**Dataset**
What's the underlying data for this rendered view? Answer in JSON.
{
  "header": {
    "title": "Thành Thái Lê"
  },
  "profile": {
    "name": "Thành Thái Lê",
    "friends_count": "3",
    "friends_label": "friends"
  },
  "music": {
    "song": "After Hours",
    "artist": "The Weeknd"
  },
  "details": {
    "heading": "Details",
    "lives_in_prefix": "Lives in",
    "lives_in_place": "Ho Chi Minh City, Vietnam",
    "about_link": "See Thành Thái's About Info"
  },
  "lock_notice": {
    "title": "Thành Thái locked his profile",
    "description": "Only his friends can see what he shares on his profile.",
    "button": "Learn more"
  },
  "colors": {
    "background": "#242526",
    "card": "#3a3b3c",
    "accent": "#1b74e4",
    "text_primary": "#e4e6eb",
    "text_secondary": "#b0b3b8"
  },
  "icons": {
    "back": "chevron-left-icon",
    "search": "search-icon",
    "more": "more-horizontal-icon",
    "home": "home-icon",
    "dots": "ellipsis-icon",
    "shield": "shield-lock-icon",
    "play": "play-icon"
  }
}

**What to work on**
Copy every line above that includes the string "profile".

**Exercise answer**
  "profile": {
    "title": "Thành Thái locked his profile",
    "description": "Only his friends can see what he shares on his profile.",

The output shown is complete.